Using the information:
- A) Summarize the text on the San Antonio bribery plea in two sentences.
- B) Transcribe the stretch of the text on the San Antonio bribery plea from "Appearing before U.S." through "of tax fraud and false statements.".

--- Text segment ---

United States: San Antonio Man Pleads Guilty to Role in Multi-Million Dollar Bribery and Government Contract Fraud Scheme

Keith Alan Seguin, a 55-year-old former civilian employee at Randolph Air Force Base in San Antonio, admitted this morning to receiving millions of dollars in bribes in connection with a government contract fraud scheme that spanned more than a decade and impacted hundreds of millions of dollars in contract awards.

Appearing before U.S. District Judge Fred Biery, Seguin pleaded guilty to one count of conspiracy to commit wire fraud and one count of tax fraud and false statements.

According to formal charges, the QuantaDyn Corporation, a software engineering company based in Ashburn, Virginia; its owner, David Joseph Bolduc, Jr, age 60 of Herndon, Virginia; Rubens Wilson Fiuza Lima, age 72 of Atlanta, Georgia; and Seguin all conspired to secure government contracts.  Seguin used his position to steer lucrative contracts and sub-contracts to QuantaDyn for aircraft and close-air-support training simulators. Seguin, who was intimately involved in the government contracting process, leaked confidential competitor proposals to a prime contractor who would then subcontract the work to QuantaDyn.  He also leaked confidential government budget information to prime contractors and to QuantaDyn, enabling them to maximize profits at government expense.  Seguin admitted to accepting more than $2.3 million in bribes from Bolduc and QuantaDyn from 2007 to 2018.

Seguin faces up to 20 years in federal prison for conspiracy to commit wire fraud and up to three years in federal prison for tax fraud and false statements.  He remains on bond pending sentencing scheduled for December 7, 2021.

On September 15, 2020, Judge Biery placed QuantaDyn on probation for five years and ordered the corporation to pay a $6.3 million fine and more than $37 million in restitution for conspiracy to commit wire fraud.  In addition to the fines and restitution, Judge Biery ordered QuantaDyn to pay a forfeiture money judgment in the amount of $22,834,526.31 as well as the forfeiture of seized funds in corporate accounts totalling over $7 million.

--- Extracted information ---

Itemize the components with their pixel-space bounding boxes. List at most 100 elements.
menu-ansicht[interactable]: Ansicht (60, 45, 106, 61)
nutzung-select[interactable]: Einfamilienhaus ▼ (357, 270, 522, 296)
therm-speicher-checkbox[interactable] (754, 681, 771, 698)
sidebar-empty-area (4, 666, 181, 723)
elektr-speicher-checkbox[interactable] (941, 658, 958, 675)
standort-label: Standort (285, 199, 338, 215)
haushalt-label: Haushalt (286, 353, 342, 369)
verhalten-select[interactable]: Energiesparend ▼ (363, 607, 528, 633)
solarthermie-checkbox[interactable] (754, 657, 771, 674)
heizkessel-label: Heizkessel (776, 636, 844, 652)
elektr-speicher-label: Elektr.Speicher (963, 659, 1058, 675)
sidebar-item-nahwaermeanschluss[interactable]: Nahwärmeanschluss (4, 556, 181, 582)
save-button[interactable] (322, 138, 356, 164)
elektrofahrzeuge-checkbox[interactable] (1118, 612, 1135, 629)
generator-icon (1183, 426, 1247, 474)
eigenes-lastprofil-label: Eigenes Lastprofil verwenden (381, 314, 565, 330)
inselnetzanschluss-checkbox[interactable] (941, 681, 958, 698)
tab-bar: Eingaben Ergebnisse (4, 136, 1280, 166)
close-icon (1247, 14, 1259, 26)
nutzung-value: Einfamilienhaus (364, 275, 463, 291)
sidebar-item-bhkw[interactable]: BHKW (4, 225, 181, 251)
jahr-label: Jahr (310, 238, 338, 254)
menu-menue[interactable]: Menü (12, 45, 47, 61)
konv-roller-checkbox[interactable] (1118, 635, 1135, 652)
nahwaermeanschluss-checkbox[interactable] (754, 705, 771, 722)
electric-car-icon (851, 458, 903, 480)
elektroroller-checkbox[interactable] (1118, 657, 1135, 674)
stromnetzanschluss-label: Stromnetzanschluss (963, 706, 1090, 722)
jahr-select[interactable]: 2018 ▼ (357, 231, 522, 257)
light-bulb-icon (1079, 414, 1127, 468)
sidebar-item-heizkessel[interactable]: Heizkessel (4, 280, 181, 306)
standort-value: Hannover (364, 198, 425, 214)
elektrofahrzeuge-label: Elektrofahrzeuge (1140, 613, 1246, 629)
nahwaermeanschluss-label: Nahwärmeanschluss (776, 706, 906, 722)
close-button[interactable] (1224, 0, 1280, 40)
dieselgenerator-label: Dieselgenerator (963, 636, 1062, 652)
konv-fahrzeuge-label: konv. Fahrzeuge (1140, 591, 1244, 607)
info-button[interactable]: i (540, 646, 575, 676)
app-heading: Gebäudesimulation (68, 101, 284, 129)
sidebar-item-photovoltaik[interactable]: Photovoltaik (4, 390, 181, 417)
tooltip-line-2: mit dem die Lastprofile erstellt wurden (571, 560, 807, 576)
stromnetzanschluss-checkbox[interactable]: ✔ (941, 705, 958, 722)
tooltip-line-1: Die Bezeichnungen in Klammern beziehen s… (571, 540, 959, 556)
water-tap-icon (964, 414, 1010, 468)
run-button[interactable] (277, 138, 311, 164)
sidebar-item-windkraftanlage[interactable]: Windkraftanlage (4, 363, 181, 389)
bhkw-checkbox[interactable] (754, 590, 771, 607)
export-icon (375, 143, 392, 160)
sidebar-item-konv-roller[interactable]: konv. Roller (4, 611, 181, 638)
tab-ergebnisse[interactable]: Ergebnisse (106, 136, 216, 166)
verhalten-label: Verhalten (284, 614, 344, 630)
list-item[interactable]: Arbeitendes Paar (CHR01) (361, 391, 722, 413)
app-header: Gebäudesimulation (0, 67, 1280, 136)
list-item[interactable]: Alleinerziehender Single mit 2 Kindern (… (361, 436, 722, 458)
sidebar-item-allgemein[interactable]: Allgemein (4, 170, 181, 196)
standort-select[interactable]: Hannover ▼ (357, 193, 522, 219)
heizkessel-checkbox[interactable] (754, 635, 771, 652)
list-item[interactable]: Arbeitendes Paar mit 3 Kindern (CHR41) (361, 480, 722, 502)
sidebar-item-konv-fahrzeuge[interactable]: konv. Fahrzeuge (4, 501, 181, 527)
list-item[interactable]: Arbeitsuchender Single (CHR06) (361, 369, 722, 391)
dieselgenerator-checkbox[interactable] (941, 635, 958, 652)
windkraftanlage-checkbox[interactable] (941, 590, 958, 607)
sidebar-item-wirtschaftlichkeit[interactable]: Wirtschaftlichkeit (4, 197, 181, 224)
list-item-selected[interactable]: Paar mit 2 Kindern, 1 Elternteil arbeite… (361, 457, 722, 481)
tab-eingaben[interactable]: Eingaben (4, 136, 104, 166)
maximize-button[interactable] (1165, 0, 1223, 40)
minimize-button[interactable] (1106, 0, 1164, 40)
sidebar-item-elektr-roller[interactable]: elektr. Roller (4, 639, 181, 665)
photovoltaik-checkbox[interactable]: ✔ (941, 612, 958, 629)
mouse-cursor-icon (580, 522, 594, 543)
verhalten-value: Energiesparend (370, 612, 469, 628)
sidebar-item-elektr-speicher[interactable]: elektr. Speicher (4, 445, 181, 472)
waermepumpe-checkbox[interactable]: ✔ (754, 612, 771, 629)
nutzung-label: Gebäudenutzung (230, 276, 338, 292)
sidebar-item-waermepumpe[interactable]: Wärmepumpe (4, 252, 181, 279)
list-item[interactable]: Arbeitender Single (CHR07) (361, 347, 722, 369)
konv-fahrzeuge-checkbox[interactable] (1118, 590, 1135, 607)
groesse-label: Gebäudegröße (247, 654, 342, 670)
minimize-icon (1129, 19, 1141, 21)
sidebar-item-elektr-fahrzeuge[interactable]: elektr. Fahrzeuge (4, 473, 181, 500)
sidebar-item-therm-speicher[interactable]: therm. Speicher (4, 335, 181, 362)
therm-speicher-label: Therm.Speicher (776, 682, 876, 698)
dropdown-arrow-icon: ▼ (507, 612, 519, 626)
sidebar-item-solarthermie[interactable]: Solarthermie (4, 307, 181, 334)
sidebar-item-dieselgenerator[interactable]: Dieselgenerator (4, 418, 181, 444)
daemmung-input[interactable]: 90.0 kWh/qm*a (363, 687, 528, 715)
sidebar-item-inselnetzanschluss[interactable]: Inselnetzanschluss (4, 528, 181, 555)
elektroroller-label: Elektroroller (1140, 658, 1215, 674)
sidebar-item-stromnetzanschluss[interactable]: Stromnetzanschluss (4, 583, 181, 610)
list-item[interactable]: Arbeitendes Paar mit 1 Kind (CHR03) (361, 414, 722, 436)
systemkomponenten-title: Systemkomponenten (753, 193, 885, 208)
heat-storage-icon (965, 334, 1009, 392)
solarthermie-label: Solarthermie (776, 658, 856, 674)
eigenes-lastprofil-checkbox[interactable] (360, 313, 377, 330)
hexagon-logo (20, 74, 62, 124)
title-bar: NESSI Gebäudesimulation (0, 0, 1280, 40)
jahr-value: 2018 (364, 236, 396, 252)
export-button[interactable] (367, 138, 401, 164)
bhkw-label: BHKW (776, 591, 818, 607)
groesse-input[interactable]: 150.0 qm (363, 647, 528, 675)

---

Answers to this exercise:
- A) Keith Alan Seguin, a former civilian employee at Randolph Air Force Base, pleaded guilty before U.S. District Judge Fred Biery to conspiracy to commit wire fraud and to tax fraud and false statements. He admitted to accepting more than $2.3 million in bribes from Bolduc and QuantaDyn from 2007 to 2018 in exchange for steering contracts to QuantaDyn and leaking confidential information, and he faces up to 20 years in prison for the conspiracy and up to three years for the tax count, while QuantaDyn was placed on probation on September 15, 2020, and ordered to pay a $6.3 million fine, more than $37 million in restitution, and forfeitures.

- B)
Appearing before U.S. District Judge Fred Biery, Seguin pleaded guilty to one count of conspiracy to commit wire fraud and one count of tax fraud and false statements.